-- Instrucciones --
1 - Enumera las zonas geográficas que el fragmento sobre los rituales y los animales cita en relación con la fiesta de los toros.
2 - Prosigue el fragmento sobre los rituales y los animales a partir de su última oración.

-- Fragmento del documento --
------------------------------------------------

Los rituales y costumbres de un grupo humano evolucionan o son sustituidos por otros nuevos, pero no pueden ser pura y simplemente eliminados, al menos de considerar que es posible una sociedad humana carente de entramado simbólico.

Y en todas las culturas hay formas de relación con el animal que suponen la instrumentalización del mismo, no ya por exigencias de la propia subsistencia de los humanos, sino por motivaciones que cabe considerar de tipo espiritual, al igual que lo es (aunque de signo contrario) la de los partidarios de la homologación en derechos de humanos y ciertas especies animales. Tal es desde tiempos inmemoriales el caso de sacrificios animales vinculados a creencias religiosas, o el caso de la fiesta de los toros (en zonas de España, México o el Mediodía francés) que tanta polémica (a veces con elevadas dosis de acritud) despierta, aunque cabe decir que hoy el debate la trasciende.

------------------------------------------------

-- Información proporcionada --
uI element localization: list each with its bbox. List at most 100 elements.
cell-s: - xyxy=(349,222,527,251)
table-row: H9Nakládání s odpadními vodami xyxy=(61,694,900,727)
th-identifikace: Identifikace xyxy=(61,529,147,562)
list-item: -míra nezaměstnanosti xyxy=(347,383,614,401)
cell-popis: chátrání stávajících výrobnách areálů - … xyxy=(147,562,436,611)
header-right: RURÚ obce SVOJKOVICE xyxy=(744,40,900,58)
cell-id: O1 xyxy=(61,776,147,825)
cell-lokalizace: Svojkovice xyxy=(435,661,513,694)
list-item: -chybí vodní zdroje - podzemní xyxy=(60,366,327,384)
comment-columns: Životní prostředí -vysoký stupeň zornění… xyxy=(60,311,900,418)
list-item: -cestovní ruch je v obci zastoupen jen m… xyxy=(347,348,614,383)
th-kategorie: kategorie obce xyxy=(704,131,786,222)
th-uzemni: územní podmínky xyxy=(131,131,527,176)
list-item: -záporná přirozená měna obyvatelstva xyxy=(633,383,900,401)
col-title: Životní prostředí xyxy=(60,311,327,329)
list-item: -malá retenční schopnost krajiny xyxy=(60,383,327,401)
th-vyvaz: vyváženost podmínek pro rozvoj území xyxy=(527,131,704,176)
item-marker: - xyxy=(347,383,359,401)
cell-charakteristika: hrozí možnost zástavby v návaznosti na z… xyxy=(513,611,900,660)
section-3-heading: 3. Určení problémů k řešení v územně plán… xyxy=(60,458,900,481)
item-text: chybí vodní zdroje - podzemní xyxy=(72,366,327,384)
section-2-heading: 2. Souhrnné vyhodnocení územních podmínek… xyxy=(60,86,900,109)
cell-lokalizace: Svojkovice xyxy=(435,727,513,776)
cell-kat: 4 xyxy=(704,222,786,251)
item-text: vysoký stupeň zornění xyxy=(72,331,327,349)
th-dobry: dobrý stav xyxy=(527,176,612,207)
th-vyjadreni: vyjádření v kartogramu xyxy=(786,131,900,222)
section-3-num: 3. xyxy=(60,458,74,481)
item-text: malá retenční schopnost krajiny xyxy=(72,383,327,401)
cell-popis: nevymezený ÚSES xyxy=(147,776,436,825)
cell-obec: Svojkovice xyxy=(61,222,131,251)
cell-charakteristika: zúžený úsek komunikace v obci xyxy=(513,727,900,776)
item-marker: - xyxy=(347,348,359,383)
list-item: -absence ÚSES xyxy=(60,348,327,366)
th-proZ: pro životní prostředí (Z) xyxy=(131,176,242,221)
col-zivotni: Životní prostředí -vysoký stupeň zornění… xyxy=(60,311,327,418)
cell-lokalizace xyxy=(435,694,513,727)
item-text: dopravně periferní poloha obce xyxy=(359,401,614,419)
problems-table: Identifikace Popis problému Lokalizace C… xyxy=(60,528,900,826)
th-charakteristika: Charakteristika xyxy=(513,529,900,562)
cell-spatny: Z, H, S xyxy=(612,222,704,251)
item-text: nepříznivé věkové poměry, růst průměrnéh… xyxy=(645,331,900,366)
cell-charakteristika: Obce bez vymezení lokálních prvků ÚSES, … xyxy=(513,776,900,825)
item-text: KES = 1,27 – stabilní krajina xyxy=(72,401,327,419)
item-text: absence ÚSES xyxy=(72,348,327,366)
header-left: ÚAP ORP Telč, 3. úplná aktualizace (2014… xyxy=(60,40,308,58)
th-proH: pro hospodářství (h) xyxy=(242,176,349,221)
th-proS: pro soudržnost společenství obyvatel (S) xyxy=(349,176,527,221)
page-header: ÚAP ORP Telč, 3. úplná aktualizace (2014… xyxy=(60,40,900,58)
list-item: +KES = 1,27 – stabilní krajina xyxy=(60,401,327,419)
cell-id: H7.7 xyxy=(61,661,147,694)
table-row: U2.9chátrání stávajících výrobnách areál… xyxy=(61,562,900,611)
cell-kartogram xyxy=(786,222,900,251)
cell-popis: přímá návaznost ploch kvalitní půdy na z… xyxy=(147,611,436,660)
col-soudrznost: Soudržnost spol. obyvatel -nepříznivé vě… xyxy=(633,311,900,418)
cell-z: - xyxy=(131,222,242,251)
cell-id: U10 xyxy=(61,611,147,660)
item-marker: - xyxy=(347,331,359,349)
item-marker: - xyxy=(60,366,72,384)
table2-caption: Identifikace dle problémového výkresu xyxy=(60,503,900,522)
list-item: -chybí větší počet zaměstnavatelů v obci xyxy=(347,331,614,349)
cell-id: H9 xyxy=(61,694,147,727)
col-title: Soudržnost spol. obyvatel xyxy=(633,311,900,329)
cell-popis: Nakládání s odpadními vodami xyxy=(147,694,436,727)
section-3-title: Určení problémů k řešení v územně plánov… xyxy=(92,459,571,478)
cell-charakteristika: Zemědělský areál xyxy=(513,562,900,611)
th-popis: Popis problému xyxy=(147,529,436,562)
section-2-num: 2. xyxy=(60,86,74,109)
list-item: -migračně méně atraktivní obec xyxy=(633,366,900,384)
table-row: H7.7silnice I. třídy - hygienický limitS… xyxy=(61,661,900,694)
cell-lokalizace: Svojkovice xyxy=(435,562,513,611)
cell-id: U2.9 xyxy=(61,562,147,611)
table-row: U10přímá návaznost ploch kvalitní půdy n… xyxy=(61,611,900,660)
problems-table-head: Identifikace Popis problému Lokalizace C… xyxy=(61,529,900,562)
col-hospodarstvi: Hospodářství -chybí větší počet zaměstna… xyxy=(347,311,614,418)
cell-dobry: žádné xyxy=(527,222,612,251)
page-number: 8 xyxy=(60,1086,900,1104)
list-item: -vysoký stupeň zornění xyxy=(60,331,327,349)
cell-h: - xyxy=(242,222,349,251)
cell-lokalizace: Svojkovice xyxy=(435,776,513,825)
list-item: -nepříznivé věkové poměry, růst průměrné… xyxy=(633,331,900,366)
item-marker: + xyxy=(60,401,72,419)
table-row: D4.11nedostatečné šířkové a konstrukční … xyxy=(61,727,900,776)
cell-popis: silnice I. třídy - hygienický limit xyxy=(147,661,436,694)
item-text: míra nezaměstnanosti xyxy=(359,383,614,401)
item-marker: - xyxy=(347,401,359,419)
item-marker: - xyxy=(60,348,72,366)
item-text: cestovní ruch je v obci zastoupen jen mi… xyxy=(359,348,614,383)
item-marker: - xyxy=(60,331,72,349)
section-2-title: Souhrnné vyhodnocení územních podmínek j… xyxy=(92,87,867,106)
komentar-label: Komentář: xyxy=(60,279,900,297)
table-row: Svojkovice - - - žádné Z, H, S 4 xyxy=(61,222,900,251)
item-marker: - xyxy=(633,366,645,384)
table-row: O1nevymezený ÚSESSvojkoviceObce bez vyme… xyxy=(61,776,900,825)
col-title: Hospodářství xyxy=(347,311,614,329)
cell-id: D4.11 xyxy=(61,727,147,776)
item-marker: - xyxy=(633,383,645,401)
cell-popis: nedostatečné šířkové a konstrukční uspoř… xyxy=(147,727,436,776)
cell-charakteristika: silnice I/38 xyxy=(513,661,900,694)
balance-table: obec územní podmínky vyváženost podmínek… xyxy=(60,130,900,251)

------------------------------------------------

-- Respuestas en orden --
1 - España, México y el Mediodía francés.

2 -
Sin ir más lejos todos los ingredientes de un ritual están presentes en la matanza del cerdo, sin que obviamente quepa tachar a los campesinos de una disposición agresiva contra los animales sacrificados. Lo cual no es óbice para que hoy se cuestione el ritual como tal y no ya ciertos aspectos que chocan con nuevas pautas sociales de conducta.
Y la cosa no se detiene ahí. Baste evocar el movimiento que se expande en Europa en contra de la caza. Sus militantes tienen la convicción de hallarse atravesados por un imperativo de elevadísima moralidad. Y desde luego, más o menos conscientemente, entre sus motivos cuenta el estar "del lado de los justos", dimensión constitutiva sino de toda religiosidad, sí al menos de la que ha marcado primordialmente nuestro entorno cultural. Es forzoso no obviar este aspecto, que explica muchos de los anatemas que hoy se lanzan contra todo aquello que pone en cuestión el imperativo de no instrumentalización de los animales. No se salvará el discurso científico o filosófico que relativice sus fundamentos. Pero no se salvará tampoco la literatura o la creación. Abordo este espinoso asunto en la próxima columna.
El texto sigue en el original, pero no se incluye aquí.